**What you are asked to do**
Transcribe all records exactly.

**Data to use**
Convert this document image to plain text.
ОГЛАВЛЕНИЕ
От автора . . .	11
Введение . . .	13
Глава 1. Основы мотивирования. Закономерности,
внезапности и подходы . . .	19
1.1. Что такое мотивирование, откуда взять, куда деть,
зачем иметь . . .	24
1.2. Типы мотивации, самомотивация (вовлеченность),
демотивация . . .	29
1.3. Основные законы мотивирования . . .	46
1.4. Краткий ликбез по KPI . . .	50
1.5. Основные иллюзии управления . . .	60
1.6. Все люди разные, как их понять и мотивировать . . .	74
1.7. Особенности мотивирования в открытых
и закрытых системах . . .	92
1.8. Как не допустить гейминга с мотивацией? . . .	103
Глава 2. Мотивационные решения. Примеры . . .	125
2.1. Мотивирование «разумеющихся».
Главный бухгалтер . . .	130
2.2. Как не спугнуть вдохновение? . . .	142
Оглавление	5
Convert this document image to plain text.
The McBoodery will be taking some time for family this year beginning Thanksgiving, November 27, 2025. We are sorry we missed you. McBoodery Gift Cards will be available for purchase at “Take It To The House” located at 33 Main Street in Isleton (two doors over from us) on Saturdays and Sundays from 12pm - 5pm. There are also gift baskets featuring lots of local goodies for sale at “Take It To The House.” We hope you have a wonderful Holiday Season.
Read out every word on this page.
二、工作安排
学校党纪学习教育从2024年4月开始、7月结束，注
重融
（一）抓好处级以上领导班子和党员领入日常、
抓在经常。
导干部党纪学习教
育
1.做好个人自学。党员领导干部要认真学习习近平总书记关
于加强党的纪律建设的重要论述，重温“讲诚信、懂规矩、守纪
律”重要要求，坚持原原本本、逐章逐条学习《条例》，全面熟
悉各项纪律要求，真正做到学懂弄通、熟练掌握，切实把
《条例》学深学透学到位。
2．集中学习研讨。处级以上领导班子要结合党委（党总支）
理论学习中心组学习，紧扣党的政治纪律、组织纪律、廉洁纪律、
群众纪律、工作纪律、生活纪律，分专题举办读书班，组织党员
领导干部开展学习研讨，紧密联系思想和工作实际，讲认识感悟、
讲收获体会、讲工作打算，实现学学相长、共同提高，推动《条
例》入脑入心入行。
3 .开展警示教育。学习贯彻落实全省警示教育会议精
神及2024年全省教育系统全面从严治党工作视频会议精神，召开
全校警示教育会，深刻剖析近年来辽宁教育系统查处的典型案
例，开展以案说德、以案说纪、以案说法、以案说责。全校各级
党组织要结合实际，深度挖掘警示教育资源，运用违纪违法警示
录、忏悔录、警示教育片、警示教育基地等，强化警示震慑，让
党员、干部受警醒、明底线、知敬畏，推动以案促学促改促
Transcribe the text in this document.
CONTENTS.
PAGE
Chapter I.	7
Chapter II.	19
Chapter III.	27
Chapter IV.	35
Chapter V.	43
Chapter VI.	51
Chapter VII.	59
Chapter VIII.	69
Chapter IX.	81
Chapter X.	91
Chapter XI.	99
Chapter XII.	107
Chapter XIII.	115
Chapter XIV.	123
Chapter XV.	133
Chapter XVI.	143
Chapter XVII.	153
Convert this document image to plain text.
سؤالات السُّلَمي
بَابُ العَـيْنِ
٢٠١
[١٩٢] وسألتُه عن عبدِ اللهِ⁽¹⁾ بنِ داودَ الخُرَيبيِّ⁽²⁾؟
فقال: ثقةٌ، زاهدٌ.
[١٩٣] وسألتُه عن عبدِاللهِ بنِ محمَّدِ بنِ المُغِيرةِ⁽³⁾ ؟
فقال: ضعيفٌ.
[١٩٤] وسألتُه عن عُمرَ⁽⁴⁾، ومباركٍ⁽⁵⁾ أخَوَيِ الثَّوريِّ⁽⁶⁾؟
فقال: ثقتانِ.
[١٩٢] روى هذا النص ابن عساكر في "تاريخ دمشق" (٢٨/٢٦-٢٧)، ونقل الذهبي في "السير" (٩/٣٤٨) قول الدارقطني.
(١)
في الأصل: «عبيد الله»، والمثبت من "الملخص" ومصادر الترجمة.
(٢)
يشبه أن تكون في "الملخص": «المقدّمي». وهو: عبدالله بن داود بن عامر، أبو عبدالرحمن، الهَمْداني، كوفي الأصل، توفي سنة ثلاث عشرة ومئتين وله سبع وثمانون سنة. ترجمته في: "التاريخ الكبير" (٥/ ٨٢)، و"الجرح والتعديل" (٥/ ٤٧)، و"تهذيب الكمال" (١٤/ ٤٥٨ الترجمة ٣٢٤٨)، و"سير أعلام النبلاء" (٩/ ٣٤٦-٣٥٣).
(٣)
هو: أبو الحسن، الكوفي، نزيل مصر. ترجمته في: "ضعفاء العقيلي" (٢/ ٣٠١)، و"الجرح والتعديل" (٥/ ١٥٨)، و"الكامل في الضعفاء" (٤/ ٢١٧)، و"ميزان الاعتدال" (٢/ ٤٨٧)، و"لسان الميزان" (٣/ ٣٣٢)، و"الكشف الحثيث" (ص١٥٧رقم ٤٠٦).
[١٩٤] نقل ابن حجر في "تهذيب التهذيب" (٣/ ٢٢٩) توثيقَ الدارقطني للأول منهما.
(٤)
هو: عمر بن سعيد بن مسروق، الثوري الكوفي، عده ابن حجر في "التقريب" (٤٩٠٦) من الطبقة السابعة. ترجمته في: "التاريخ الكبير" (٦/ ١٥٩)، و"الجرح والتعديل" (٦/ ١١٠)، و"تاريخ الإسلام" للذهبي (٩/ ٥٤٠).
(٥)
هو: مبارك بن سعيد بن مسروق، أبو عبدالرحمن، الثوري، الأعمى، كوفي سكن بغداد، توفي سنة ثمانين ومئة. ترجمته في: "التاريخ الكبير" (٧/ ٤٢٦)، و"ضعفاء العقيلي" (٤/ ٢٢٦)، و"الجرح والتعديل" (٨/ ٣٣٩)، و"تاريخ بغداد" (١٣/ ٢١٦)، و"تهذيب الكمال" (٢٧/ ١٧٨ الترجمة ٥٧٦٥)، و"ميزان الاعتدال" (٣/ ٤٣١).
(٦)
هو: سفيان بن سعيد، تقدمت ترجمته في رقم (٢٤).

**Written solution**
Convert this document image to plain text.
ОГЛАВЛЕНИЕ
От автора . . .	11
Введение . . .	13
Глава 1. Основы мотивирования. Закономерности,
внезапности и подходы . . .	19
1.1. Что такое мотивирование, откуда взять, куда деть,
зачем иметь . . .	24
1.2. Типы мотивации, самомотивация (вовлеченность),
демотивация . . .	29
1.3. Основные законы мотивирования . . .	46
1.4. Краткий ликбез по KPI . . .	50
1.5. Основные иллюзии управления . . .	60
1.6. Все люди разные, как их понять и мотивировать . . .	74
1.7. Особенности мотивирования в открытых
и закрытых системах . . .	92
1.8. Как не допустить гейминга с мотивацией? . . .	103
Глава 2. Мотивационные решения. Примеры . . .	125
2.1. Мотивирование «разумеющихся».
Главный бухгалтер . . .	130
2.2. Как не спугнуть вдохновение? . . .	142
Оглавление	5
Convert this document image to plain text.
The McBoodery will be taking some time for family this year beginning Thanksgiving, November 27, 2025. We are sorry we missed you. McBoodery Gift Cards will be available for purchase at “Take It To The House” located at 33 Main Street in Isleton (two doors over from us) on Saturdays and Sundays from 12pm - 5pm. There are also gift baskets featuring lots of local goodies for sale at “Take It To The House.” We hope you have a wonderful Holiday Season.
Read out every word on this page.
二、工作安排
学校党纪学习教育从2024年4月开始、7月结束，注
重融
（一）抓好处级以上领导班子和党员领入日常、
抓在经常。
导干部党纪学习教
育
1.做好个人自学。党员领导干部要认真学习习近平总书记关
于加强党的纪律建设的重要论述，重温“讲诚信、懂规矩、守纪
律”重要要求，坚持原原本本、逐章逐条学习《条例》，全面熟
悉各项纪律要求，真正做到学懂弄通、熟练掌握，切实把
《条例》学深学透学到位。
2．集中学习研讨。处级以上领导班子要结合党委（党总支）
理论学习中心组学习，紧扣党的政治纪律、组织纪律、廉洁纪律、
群众纪律、工作纪律、生活纪律，分专题举办读书班，组织党员
领导干部开展学习研讨，紧密联系思想和工作实际，讲认识感悟、
讲收获体会、讲工作打算，实现学学相长、共同提高，推动《条
例》入脑入心入行。
3 .开展警示教育。学习贯彻落实全省警示教育会议精
神及2024年全省教育系统全面从严治党工作视频会议精神，召开
全校警示教育会，深刻剖析近年来辽宁教育系统查处的典型案
例，开展以案说德、以案说纪、以案说法、以案说责。全校各级
党组织要结合实际，深度挖掘警示教育资源，运用违纪违法警示
录、忏悔录、警示教育片、警示教育基地等，强化警示震慑，让
党员、干部受警醒、明底线、知敬畏，推动以案促学促改促
Transcribe the text in this document.
CONTENTS.
PAGE
Chapter I.	7
Chapter II.	19
Chapter III.	27
Chapter IV.	35
Chapter V.	43
Chapter VI.	51
Chapter VII.	59
Chapter VIII.	69
Chapter IX.	81
Chapter X.	91
Chapter XI.	99
Chapter XII.	107
Chapter XIII.	115
Chapter XIV.	123
Chapter XV.	133
Chapter XVI.	143
Chapter XVII.	153
Convert this document image to plain text.
سؤالات السُّلَمي
بَابُ العَـيْنِ
٢٠١
[١٩٢] وسألتُه عن عبدِ اللهِ⁽¹⁾ بنِ داودَ الخُرَيبيِّ⁽²⁾؟
فقال: ثقةٌ، زاهدٌ.
[١٩٣] وسألتُه عن عبدِاللهِ بنِ محمَّدِ بنِ المُغِيرةِ⁽³⁾ ؟
فقال: ضعيفٌ.
[١٩٤] وسألتُه عن عُمرَ⁽⁴⁾، ومباركٍ⁽⁵⁾ أخَوَيِ الثَّوريِّ⁽⁶⁾؟
فقال: ثقتانِ.
[١٩٢] روى هذا النص ابن عساكر في "تاريخ دمشق" (٢٨/٢٦-٢٧)، ونقل الذهبي في "السير" (٩/٣٤٨) قول الدارقطني.
(١)
في الأصل: «عبيد الله»، والمثبت من "الملخص" ومصادر الترجمة.
(٢)
يشبه أن تكون في "الملخص": «المقدّمي». وهو: عبدالله بن داود بن عامر، أبو عبدالرحمن، الهَمْداني، كوفي الأصل، توفي سنة ثلاث عشرة ومئتين وله سبع وثمانون سنة. ترجمته في: "التاريخ الكبير" (٥/ ٨٢)، و"الجرح والتعديل" (٥/ ٤٧)، و"تهذيب الكمال" (١٤/ ٤٥٨ الترجمة ٣٢٤٨)، و"سير أعلام النبلاء" (٩/ ٣٤٦-٣٥٣).
(٣)
هو: أبو الحسن، الكوفي، نزيل مصر. ترجمته في: "ضعفاء العقيلي" (٢/ ٣٠١)، و"الجرح والتعديل" (٥/ ١٥٨)، و"الكامل في الضعفاء" (٤/ ٢١٧)، و"ميزان الاعتدال" (٢/ ٤٨٧)، و"لسان الميزان" (٣/ ٣٣٢)، و"الكشف الحثيث" (ص١٥٧رقم ٤٠٦).
[١٩٤] نقل ابن حجر في "تهذيب التهذيب" (٣/ ٢٢٩) توثيقَ الدارقطني للأول منهما.
(٤)
هو: عمر بن سعيد بن مسروق، الثوري الكوفي، عده ابن حجر في "التقريب" (٤٩٠٦) من الطبقة السابعة. ترجمته في: "التاريخ الكبير" (٦/ ١٥٩)، و"الجرح والتعديل" (٦/ ١١٠)، و"تاريخ الإسلام" للذهبي (٩/ ٥٤٠).
(٥)
هو: مبارك بن سعيد بن مسروق، أبو عبدالرحمن، الثوري، الأعمى، كوفي سكن بغداد، توفي سنة ثمانين ومئة. ترجمته في: "التاريخ الكبير" (٧/ ٤٢٦)، و"ضعفاء العقيلي" (٤/ ٢٢٦)، و"الجرح والتعديل" (٨/ ٣٣٩)، و"تاريخ بغداد" (١٣/ ٢١٦)، و"تهذيب الكمال" (٢٧/ ١٧٨ الترجمة ٥٧٦٥)، و"ميزان الاعتدال" (٣/ ٤٣١).
(٦)
هو: سفيان بن سعيد، تقدمت ترجمته في رقم (٢٤).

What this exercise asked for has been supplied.